▸ **WHAT THE TASK REQUIRES**:
Look for "muslimat" in each line of the entries, and return the matching lines.

((

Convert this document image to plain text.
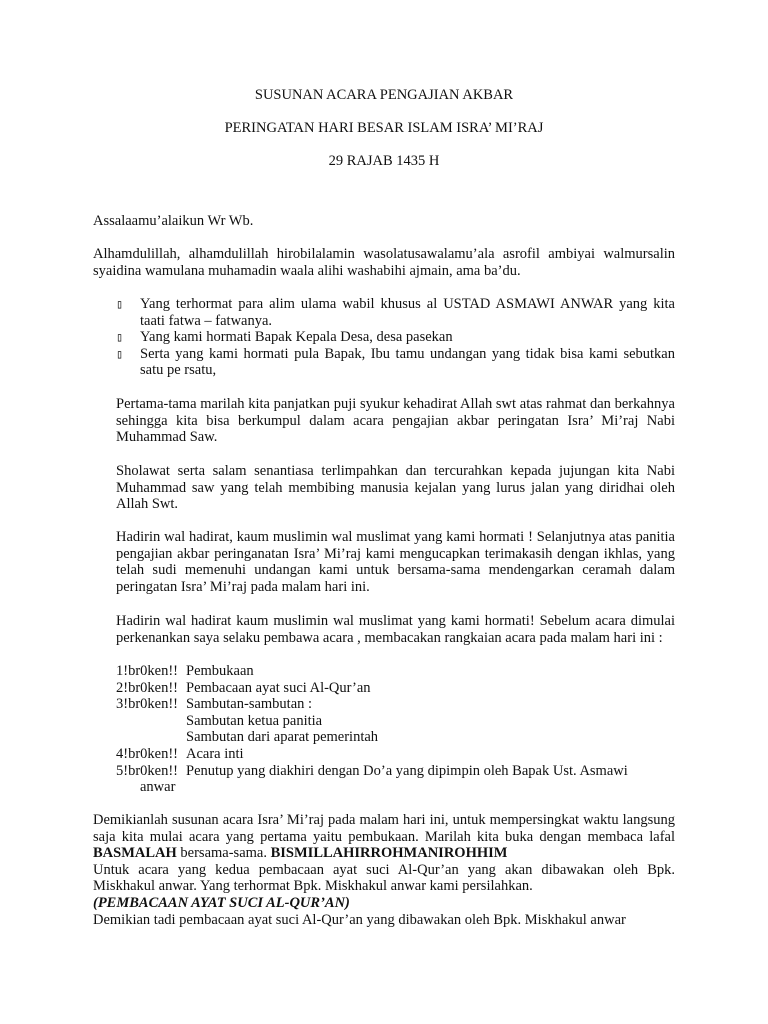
SUSUNAN ACARA PENGAJIAN AKBAR
PERINGATAN HARI BESAR ISLAM ISRA’ MI’RAJ
29 RAJAB 1435 H
Assalaamu’alaikun Wr Wb.
Alhamdulillah, alhamdulillah hirobilalamin wasolatusawalamu’ala asrofil ambiyai walmursalin syaidina wamulana muhamadin waala alihi washabihi ajmain, ama ba’du.
▯ Yang terhormat para alim ulama wabil khusus al USTAD ASMAWI ANWAR yang kita taati fatwa – fatwanya.
▯ Yang kami hormati Bapak Kepala Desa, desa pasekan
▯ Serta yang kami hormati pula Bapak, Ibu tamu undangan yang tidak bisa kami sebutkan satu pe rsatu,
Pertama-tama marilah kita panjatkan puji syukur kehadirat Allah swt atas rahmat dan berkahnya sehingga kita bisa berkumpul dalam acara pengajian akbar peringatan Isra’ Mi’raj Nabi Muhammad Saw.
Sholawat serta salam senantiasa terlimpahkan dan tercurahkan kepada jujungan kita Nabi Muhammad saw yang telah membibing manusia kejalan yang lurus jalan yang diridhai oleh Allah Swt.
Hadirin wal hadirat, kaum muslimin wal muslimat yang kami hormati ! Selanjutnya atas panitia pengajian akbar peringanatan Isra’ Mi’raj kami mengucapkan terimakasih dengan ikhlas, yang telah sudi memenuhi undangan kami untuk bersama-sama mendengarkan ceramah dalam peringatan Isra’ Mi’raj pada malam hari ini.
Hadirin wal hadirat kaum muslimin wal muslimat yang kami hormati! Sebelum acara dimulai perkenankan saya selaku pembawa acara , membacakan rangkaian acara pada malam hari ini :
1!br0ken!! Pembukaan
2!br0ken!! Pembacaan ayat suci Al-Qur’an
3!br0ken!! Sambutan-sambutan :
Sambutan ketua panitia
Sambutan dari aparat pemerintah
4!br0ken!! Acara inti
5!br0ken!! Penutup yang diakhiri dengan Do’a yang dipimpin oleh Bapak Ust. Asmawi
anwar
Demikianlah susunan acara Isra’ Mi’raj pada malam hari ini, untuk mempersingkat waktu langsung saja kita mulai acara yang pertama yaitu pembukaan. Marilah kita buka dengan membaca lafal BASMALAH bersama-sama. BISMILLAHIRROHMANIROHHIM
Untuk acara yang kedua pembacaan ayat suci Al-Qur’an yang akan dibawakan oleh Bpk. Miskhakul anwar. Yang terhormat Bpk. Miskhakul anwar kami persilahkan.
(PEMBACAAN AYAT SUCI AL-QUR’AN)
Demikian tadi pembacaan ayat suci Al-Qur’an yang dibawakan oleh Bpk. Miskhakul anwar
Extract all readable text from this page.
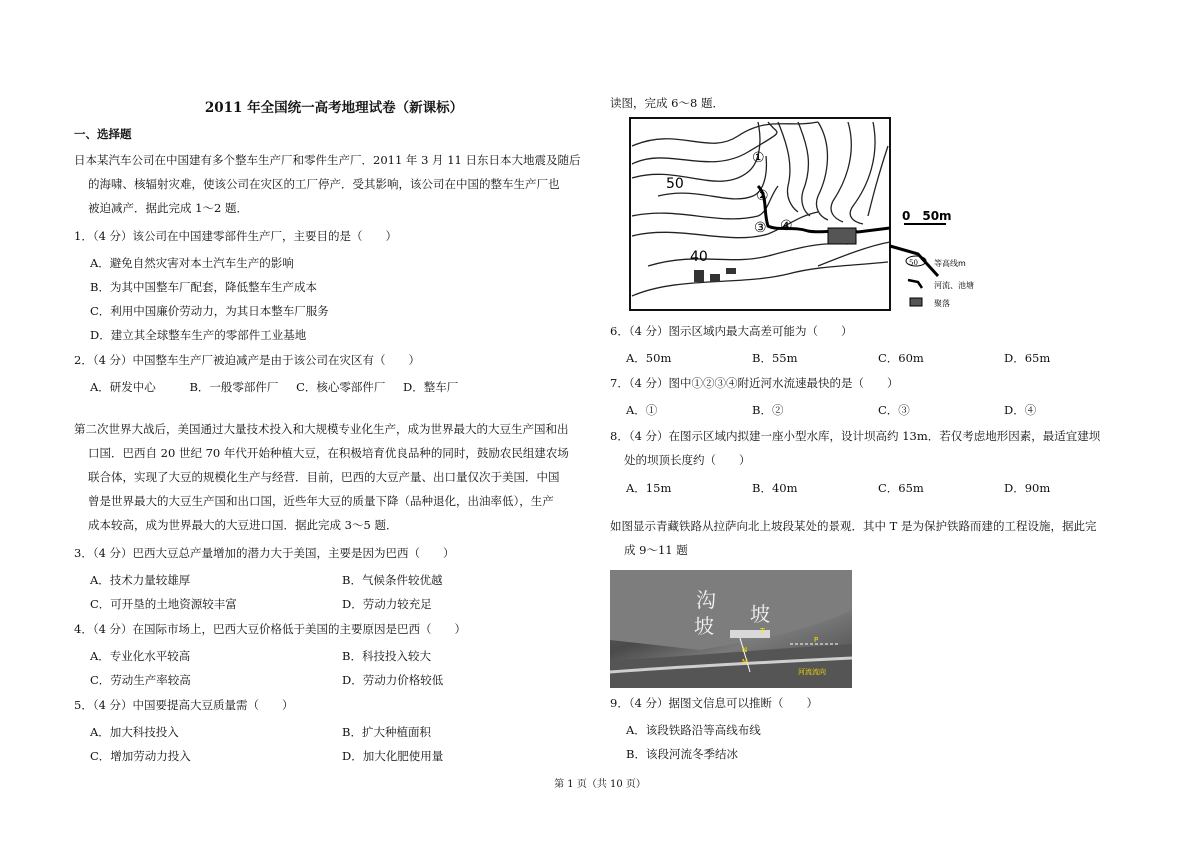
2011 年全国统一高考地理试卷（新课标）
一、选择题
日本某汽车公司在中国建有多个整车生产厂和零件生产厂．2011 年 3 月 11 日东日本大地震及随后
的海啸、核辐射灾难，使该公司在灾区的工厂停产．受其影响，该公司在中国的整车生产厂也
被迫减产．据此完成 1～2 题．
1．（4 分）该公司在中国建零部件生产厂，主要目的是（　　）
A．避免自然灾害对本土汽车生产的影响
B．为其中国整车厂配套，降低整车生产成本
C．利用中国廉价劳动力，为其日本整车厂服务
D．建立其全球整车生产的零部件工业基地
2．（4 分）中国整车生产厂被迫减产是由于该公司在灾区有（　　）
A．研发中心	B．一般零部件厂 C．核心零部件厂 D．整车厂
第二次世界大战后，美国通过大量技术投入和大规模专业化生产，成为世界最大的大豆生产国和出
口国．巴西自 20 世纪 70 年代开始种植大豆，在积极培育优良品种的同时，鼓励农民组建农场
联合体，实现了大豆的规模化生产与经营．目前，巴西的大豆产量、出口量仅次于美国．中国
曾是世界最大的大豆生产国和出口国，近些年大豆的质量下降（品种退化，出油率低），生产
成本较高，成为世界最大的大豆进口国．据此完成 3～5 题．
3．（4 分）巴西大豆总产量增加的潜力大于美国，主要是因为巴西（　　）
A．技术力量较雄厚	B．气候条件较优越
C．可开垦的土地资源较丰富	D．劳动力较充足
4．（4 分）在国际市场上，巴西大豆价格低于美国的主要原因是巴西（　　）
A．专业化水平较高	B．科技投入较大
C．劳动生产率较高	D．劳动力价格较低
5．（4 分）中国要提高大豆质量需（　　）
A．加大科技投入	B．扩大种植面积
C．增加劳动力投入	D．加大化肥使用量
读图，完成 6～8 题．
50
40
①
②
③ ④
0　50m
50 等高线m
河流、池塘
聚落
6．（4 分）图示区域内最大高差可能为（　　）
A．50m	B．55m	C．60m	D．65m
7．（4 分）图中①②③④附近河水流速最快的是（　　）
A．①	B．②	C．③	D．④
8．（4 分）在图示区域内拟建一座小型水库，设计坝高约 13m．若仅考虑地形因素，最适宜建坝
处的坝顶长度约（　　）
A．15m	B．40m	C．65m	D．90m
如图显示青藏铁路从拉萨向北上坡段某处的景观．其中 T 是为保护铁路而建的工程设施，据此完
成 9～11 题
沟
坡 坡
T
P
N
M
河流流向
9．（4 分）据图文信息可以推断（　　）
A．该段铁路沿等高线布线
B．该段河流冬季结冰
第 1 页（共 10 页）
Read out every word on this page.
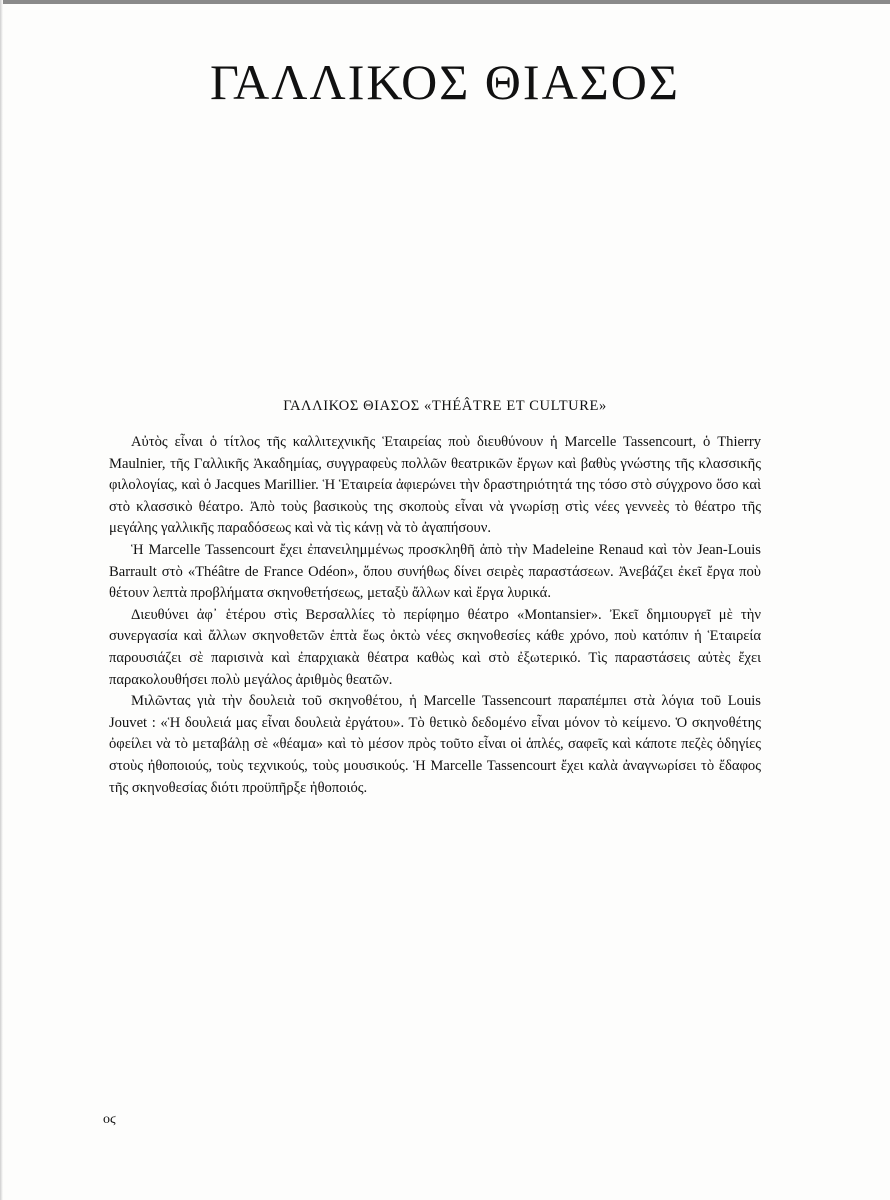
ΓΑΛΛΙΚΟΣ ΘΙΑΣΟΣ
ΓΑΛΛΙΚΟΣ ΘΙΑΣΟΣ «THÉÂTRE ET CULTURE»

Αὐτὸς εἶναι ὁ τίτλος τῆς καλλιτεχνικῆς Ἑταιρείας ποὺ διευθύνουν ἡ Marcelle Tassencourt, ὁ Thierry Maulnier, τῆς Γαλλικῆς Ἀκαδημίας, συγγραφεὺς πολλῶν θεατρικῶν ἔργων καὶ βαθὺς γνώστης τῆς κλασσικῆς φιλολογίας, καὶ ὁ Jacques Marillier. Ἡ Ἑταιρεία ἀφιερώνει τὴν δραστηριότητά της τόσο στὸ σύγχρονο ὅσο καὶ στὸ κλασσικὸ θέατρο. Ἀπὸ τοὺς βασικοὺς της σκοποὺς εἶναι νὰ γνωρίσῃ στὶς νέες γεννεὲς τὸ θέατρο τῆς μεγάλης γαλλικῆς παραδόσεως καὶ νὰ τὶς κάνῃ νὰ τὸ ἀγαπήσουν.

Ἡ Marcelle Tassencourt ἔχει ἐπανειλημμένως προσκληθῆ ἀπὸ τὴν Madeleine Renaud καὶ τὸν Jean-Louis Barrault στὸ «Théâtre de France Odéon», ὅπου συνήθως δίνει σειρὲς παραστάσεων. Ἀνεβάζει ἐκεῖ ἔργα ποὺ θέτουν λεπτὰ προβλήματα σκηνοθετήσεως, μεταξὺ ἄλλων καὶ ἔργα λυρικά.

Διευθύνει ἀφ᾽ ἑτέρου στὶς Βερσαλλίες τὸ περίφημο θέατρο «Montansier». Ἐκεῖ δημιουργεῖ μὲ τὴν συνεργασία καὶ ἄλλων σκηνοθετῶν ἑπτὰ ἕως ὀκτὼ νέες σκηνοθεσίες κάθε χρόνο, ποὺ κατόπιν ἡ Ἑταιρεία παρουσιάζει σὲ παρισινὰ καὶ ἐπαρχιακὰ θέατρα καθὼς καὶ στὸ ἐξωτερικό. Τὶς παραστάσεις αὐτὲς ἔχει παρακολουθήσει πολὺ μεγάλος ἀριθμὸς θεατῶν.

Μιλῶντας γιὰ τὴν δουλειὰ τοῦ σκηνοθέτου, ἡ Marcelle Tassencourt παραπέμπει στὰ λόγια τοῦ Louis Jouvet : «Ἡ δουλειά μας εἶναι δουλειὰ ἐργάτου». Τὸ θετικὸ δεδομένο εἶναι μόνον τὸ κείμενο. Ὁ σκηνοθέτης ὀφείλει νὰ τὸ μεταβάλῃ σὲ «θέαμα» καὶ τὸ μέσον πρὸς τοῦτο εἶναι οἱ ἁπλές, σαφεῖς καὶ κάποτε πεζὲς ὁδηγίες στοὺς ἠθοποιούς, τοὺς τεχνικούς, τοὺς μουσικούς. Ἡ Marcelle Tassencourt ἔχει καλὰ ἀναγνωρίσει τὸ ἔδαφος τῆς σκηνοθεσίας διότι προϋπῆρξε ἠθοποιός.

οϛ
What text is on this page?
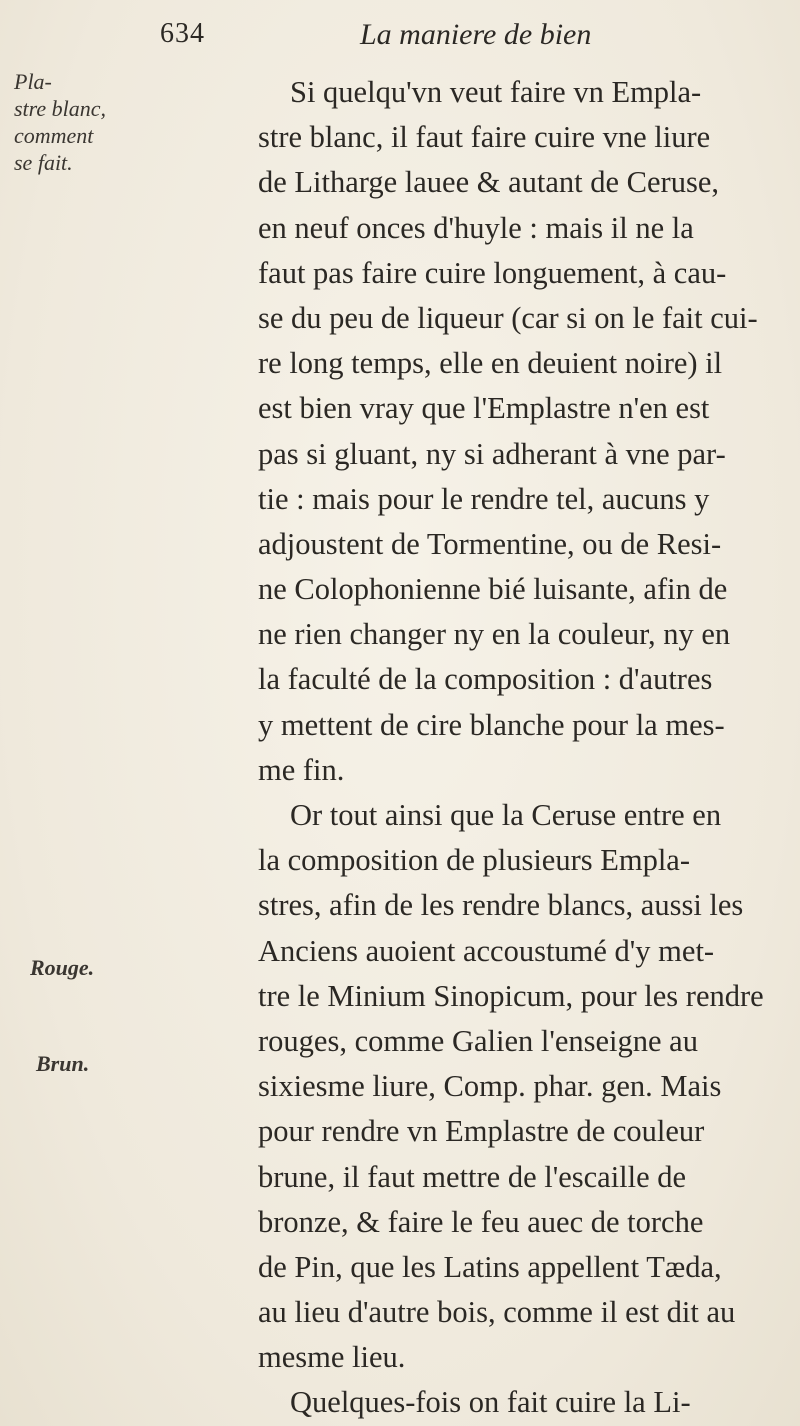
634	La maniere de bien
Pla-
stre blanc,
comment
se fait.
Rouge.
Brun.
Si quelqu'vn veut faire vn Empla-
stre blanc, il faut faire cuire vne liure
de Litharge lauee & autant de Ceruse,
en neuf onces d'huyle : mais il ne la
faut pas faire cuire longuement, à cau-
se du peu de liqueur (car si on le fait cui-
re long temps, elle en deuient noire) il
est bien vray que l'Emplastre n'en est
pas si gluant, ny si adherant à vne par-
tie : mais pour le rendre tel, aucuns y
adjoustent de Tormentine, ou de Resi-
ne Colophonienne bié luisante, afin de
ne rien changer ny en la couleur, ny en
la faculté de la composition : d'autres
y mettent de cire blanche pour la mes-
me fin.
Or tout ainsi que la Ceruse entre en
la composition de plusieurs Empla-
stres, afin de les rendre blancs, aussi les
Anciens auoient accoustumé d'y met-
tre le Minium Sinopicum, pour les rendre
rouges, comme Galien l'enseigne au
sixiesme liure, Comp. phar. gen. Mais
pour rendre vn Emplastre de couleur
brune, il faut mettre de l'escaille de
bronze, & faire le feu auec de torche
de Pin, que les Latins appellent Tæda,
au lieu d'autre bois, comme il est dit au
mesme lieu.
Quelques-fois on fait cuire la Li-
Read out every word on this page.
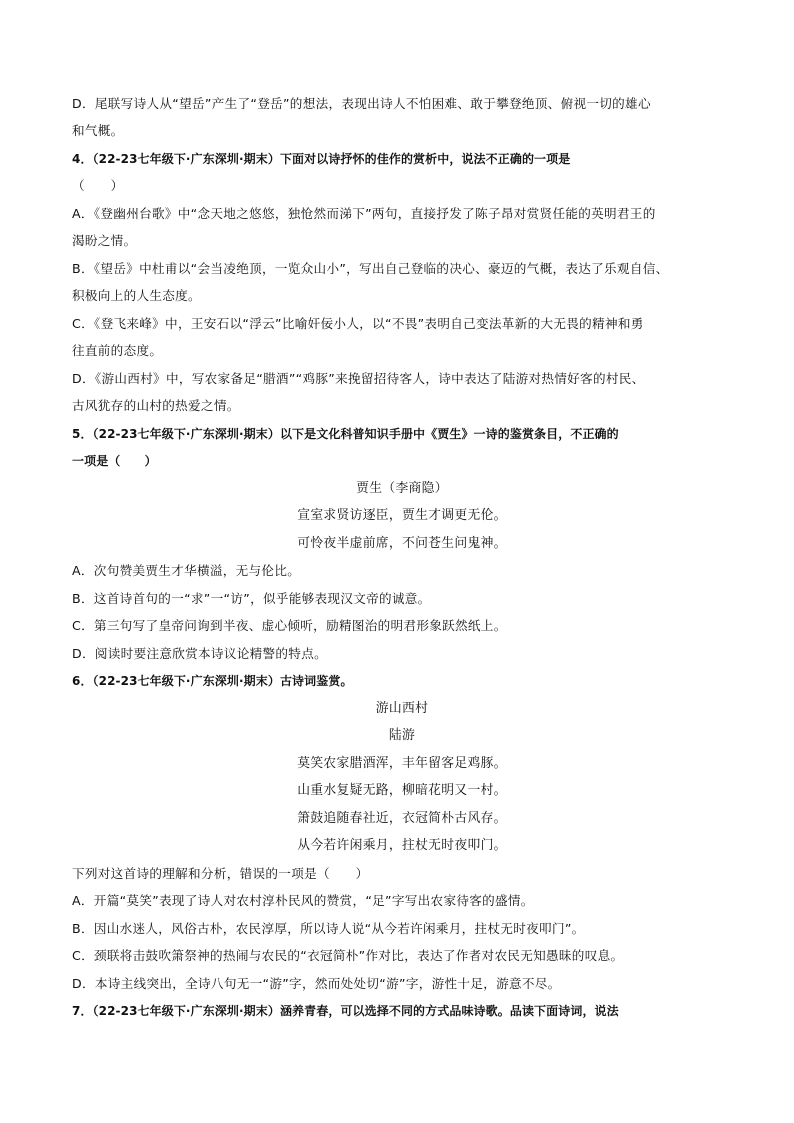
D．尾联写诗人从“望岳”产生了“登岳”的想法，表现出诗人不怕困难、敢于攀登绝顶、俯视一切的雄心
和气概。
4．（22-23七年级下·广东深圳·期末）下面对以诗抒怀的佳作的赏析中，说法不正确的一项是
（　　）
A．《登幽州台歌》中“念天地之悠悠，独怆然而涕下”两句，直接抒发了陈子昂对赏贤任能的英明君王的
渴盼之情。
B．《望岳》中杜甫以“会当凌绝顶，一览众山小”，写出自己登临的决心、豪迈的气概，表达了乐观自信、
积极向上的人生态度。
C．《登飞来峰》中，王安石以“浮云”比喻奸佞小人，以“不畏”表明自己变法革新的大无畏的精神和勇
往直前的态度。
D．《游山西村》中，写农家备足“腊酒”“鸡豚”来挽留招待客人，诗中表达了陆游对热情好客的村民、
古风犹存的山村的热爱之情。
5．（22-23七年级下·广东深圳·期末）以下是文化科普知识手册中《贾生》一诗的鉴赏条目，不正确的
一项是（　　）
贾生（李商隐）
宣室求贤访逐臣，贾生才调更无伦。
可怜夜半虚前席，不问苍生问鬼神。
A．次句赞美贾生才华横溢，无与伦比。
B．这首诗首句的一“求”一“访”，似乎能够表现汉文帝的诚意。
C．第三句写了皇帝问询到半夜、虚心倾听，励精图治的明君形象跃然纸上。
D．阅读时要注意欣赏本诗议论精警的特点。
6．（22-23七年级下·广东深圳·期末）古诗词鉴赏。
游山西村
陆游
莫笑农家腊酒浑，丰年留客足鸡豚。
山重水复疑无路，柳暗花明又一村。
箫鼓追随春社近，衣冠简朴古风存。
从今若许闲乘月，拄杖无时夜叩门。
下列对这首诗的理解和分析，错误的一项是（　　）
A．开篇“莫笑”表现了诗人对农村淳朴民风的赞赏，“足”字写出农家待客的盛情。
B．因山水迷人，风俗古朴，农民淳厚，所以诗人说“从今若许闲乘月，拄杖无时夜叩门”。
C．颈联将击鼓吹箫祭神的热闹与农民的“衣冠简朴”作对比，表达了作者对农民无知愚昧的叹息。
D．本诗主线突出，全诗八句无一“游”字，然而处处切“游”字，游性十足，游意不尽。
7．（22-23七年级下·广东深圳·期末）涵养青春，可以选择不同的方式品味诗歌。品读下面诗词，说法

))

▸ **RIGHT ANSWER**:
Hadirin wal hadirat, kaum muslimin wal muslimat yang kami hormati ! Selanjutnya atas panitia pengajian akbar peringanatan Isra’ Mi’raj kami mengucapkan terimakasih dengan ikhlas, yang telah sudi memenuhi undangan kami untuk bersama-sama mendengarkan ceramah dalam peringatan Isra’ Mi’raj pada malam hari ini.
Hadirin wal hadirat kaum muslimin wal muslimat yang kami hormati! Sebelum acara dimulai perkenankan saya selaku pembawa acara , membacakan rangkaian acara pada malam hari ini :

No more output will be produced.